> _Task_: Look through the entries below and report how many lines hold the string "menos". Only the number is wanted.

---------------

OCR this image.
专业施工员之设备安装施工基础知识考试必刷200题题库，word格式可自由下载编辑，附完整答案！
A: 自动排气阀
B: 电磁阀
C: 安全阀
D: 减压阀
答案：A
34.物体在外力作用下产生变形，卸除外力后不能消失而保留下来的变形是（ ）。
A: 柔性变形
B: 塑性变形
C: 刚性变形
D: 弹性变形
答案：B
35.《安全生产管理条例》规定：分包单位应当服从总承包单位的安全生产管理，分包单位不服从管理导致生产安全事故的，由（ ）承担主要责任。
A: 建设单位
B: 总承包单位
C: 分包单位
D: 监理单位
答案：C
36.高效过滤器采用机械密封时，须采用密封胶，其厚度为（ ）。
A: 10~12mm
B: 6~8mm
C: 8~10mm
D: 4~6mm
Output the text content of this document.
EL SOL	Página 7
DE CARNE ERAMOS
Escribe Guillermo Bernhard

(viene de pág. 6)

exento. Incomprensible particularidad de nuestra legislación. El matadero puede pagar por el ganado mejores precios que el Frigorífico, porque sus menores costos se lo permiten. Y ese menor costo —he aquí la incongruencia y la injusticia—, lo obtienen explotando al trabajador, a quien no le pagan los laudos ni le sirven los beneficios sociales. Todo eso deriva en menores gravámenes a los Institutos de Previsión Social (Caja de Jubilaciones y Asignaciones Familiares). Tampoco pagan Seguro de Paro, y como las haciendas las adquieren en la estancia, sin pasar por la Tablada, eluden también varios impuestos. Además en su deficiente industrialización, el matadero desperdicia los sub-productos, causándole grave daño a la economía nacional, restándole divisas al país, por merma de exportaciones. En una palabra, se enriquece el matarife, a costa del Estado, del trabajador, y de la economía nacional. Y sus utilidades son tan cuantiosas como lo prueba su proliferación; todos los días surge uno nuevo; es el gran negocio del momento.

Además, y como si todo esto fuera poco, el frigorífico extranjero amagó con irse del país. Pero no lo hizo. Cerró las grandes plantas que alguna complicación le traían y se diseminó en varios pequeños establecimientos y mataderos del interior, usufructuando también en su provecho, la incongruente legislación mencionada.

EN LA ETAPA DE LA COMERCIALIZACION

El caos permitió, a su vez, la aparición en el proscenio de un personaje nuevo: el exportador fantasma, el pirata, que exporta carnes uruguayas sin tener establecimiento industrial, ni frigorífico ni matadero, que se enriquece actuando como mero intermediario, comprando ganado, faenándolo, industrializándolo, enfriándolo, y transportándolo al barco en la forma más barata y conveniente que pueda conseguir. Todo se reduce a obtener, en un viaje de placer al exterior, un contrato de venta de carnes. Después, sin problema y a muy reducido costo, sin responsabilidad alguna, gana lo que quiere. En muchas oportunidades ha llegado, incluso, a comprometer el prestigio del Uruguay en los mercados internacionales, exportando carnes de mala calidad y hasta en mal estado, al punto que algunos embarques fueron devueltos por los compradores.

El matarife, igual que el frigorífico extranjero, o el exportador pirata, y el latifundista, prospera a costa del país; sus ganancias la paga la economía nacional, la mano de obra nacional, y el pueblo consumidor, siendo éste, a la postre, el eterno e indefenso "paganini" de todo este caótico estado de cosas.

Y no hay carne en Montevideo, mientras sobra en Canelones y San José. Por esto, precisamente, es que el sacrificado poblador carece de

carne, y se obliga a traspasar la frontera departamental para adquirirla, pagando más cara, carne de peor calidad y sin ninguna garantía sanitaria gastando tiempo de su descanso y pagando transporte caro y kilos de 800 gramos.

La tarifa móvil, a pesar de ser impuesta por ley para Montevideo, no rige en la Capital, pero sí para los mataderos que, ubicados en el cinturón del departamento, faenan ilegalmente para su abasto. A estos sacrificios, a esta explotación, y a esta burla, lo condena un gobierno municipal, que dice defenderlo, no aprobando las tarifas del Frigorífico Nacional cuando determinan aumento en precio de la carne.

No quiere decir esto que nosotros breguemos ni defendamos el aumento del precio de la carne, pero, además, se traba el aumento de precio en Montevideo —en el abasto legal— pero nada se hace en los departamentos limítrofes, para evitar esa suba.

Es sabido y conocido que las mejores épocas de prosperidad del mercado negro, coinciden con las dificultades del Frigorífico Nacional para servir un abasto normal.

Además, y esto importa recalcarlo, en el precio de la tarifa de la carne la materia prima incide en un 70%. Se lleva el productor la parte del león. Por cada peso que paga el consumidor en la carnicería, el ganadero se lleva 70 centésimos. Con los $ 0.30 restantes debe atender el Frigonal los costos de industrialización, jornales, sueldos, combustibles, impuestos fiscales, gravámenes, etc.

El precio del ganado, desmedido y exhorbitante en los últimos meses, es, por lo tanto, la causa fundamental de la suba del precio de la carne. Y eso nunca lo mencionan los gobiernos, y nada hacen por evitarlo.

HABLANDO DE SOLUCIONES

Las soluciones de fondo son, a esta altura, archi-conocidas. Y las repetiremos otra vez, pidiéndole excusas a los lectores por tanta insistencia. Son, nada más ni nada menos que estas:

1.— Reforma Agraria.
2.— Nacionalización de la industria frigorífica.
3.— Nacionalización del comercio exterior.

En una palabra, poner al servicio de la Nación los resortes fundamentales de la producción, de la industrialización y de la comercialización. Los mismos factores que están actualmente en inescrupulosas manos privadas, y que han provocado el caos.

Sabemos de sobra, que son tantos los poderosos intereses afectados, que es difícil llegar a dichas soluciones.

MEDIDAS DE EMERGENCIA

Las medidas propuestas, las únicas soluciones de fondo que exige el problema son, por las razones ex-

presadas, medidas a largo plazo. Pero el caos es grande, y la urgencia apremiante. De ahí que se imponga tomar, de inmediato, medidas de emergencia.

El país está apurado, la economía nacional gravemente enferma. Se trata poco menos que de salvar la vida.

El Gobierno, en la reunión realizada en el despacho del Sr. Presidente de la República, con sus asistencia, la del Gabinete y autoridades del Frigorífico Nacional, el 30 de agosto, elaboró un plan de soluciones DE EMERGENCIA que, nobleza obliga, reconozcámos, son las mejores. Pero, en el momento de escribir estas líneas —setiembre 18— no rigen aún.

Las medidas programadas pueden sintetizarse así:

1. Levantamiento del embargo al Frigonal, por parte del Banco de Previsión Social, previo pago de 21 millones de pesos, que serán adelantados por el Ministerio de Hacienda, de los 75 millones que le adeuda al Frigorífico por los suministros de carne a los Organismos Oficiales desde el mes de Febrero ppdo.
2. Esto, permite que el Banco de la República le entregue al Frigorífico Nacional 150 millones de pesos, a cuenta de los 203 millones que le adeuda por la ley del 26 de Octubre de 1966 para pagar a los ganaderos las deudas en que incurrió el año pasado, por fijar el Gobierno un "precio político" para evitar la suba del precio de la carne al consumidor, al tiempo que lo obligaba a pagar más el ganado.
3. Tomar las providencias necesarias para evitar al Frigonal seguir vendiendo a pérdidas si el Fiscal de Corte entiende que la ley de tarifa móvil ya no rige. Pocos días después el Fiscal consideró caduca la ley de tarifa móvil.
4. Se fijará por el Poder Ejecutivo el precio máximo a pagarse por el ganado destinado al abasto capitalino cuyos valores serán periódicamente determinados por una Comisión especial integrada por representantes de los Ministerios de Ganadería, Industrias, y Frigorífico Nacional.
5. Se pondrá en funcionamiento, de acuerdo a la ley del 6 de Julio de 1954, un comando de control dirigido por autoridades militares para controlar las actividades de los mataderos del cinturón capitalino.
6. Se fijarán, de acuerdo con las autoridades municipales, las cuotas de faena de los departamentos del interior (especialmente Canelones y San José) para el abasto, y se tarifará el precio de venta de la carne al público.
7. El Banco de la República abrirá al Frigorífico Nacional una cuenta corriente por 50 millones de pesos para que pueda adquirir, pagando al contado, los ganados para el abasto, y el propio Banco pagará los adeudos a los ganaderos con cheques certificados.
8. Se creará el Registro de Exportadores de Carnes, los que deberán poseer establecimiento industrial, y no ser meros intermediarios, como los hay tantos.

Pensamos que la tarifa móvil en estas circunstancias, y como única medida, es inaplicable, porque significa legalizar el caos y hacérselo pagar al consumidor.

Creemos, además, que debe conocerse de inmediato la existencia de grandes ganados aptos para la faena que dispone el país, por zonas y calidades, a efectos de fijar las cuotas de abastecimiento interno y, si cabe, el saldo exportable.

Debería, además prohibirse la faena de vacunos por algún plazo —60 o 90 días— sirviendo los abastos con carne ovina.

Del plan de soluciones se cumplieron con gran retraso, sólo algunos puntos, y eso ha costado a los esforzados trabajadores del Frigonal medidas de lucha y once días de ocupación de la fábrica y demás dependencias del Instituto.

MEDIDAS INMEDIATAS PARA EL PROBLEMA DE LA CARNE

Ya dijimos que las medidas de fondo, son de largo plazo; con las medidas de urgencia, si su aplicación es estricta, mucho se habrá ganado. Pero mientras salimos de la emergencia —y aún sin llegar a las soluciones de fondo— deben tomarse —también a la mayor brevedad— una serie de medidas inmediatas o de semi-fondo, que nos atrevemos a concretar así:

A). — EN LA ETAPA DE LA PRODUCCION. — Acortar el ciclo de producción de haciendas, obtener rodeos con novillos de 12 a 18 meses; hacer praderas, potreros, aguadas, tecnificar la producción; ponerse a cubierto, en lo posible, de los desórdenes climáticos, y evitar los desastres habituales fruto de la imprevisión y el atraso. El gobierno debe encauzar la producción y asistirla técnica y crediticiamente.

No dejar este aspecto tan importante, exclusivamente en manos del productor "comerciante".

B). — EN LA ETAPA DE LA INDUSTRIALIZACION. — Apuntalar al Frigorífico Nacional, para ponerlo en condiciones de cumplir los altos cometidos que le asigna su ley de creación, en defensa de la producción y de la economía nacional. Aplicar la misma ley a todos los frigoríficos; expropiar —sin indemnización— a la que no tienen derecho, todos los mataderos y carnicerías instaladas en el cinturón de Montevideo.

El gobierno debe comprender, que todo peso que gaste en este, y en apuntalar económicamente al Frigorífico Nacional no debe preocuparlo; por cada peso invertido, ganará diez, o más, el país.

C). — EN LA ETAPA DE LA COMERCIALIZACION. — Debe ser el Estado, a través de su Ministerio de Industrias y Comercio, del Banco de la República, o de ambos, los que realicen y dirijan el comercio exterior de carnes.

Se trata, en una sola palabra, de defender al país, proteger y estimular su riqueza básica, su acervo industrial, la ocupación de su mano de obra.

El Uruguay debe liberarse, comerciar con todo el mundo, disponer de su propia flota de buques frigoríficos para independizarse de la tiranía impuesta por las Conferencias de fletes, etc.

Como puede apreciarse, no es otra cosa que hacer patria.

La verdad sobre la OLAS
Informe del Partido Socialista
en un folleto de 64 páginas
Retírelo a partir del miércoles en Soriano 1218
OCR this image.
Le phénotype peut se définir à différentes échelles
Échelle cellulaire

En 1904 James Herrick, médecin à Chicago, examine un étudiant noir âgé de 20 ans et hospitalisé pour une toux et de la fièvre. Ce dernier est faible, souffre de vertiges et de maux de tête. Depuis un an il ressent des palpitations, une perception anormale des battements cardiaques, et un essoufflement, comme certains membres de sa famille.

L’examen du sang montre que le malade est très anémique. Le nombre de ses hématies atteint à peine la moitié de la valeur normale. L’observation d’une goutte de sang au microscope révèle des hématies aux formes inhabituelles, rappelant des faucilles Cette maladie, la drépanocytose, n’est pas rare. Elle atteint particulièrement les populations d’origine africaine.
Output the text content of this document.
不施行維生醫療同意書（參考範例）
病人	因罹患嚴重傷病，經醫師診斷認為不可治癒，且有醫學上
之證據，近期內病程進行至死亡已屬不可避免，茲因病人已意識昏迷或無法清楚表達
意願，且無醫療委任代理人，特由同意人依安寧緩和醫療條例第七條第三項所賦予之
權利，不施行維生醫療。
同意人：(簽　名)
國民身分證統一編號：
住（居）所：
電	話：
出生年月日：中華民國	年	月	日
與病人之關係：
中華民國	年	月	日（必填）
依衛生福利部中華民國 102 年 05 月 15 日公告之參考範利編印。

---------------

> _Full solution_: 2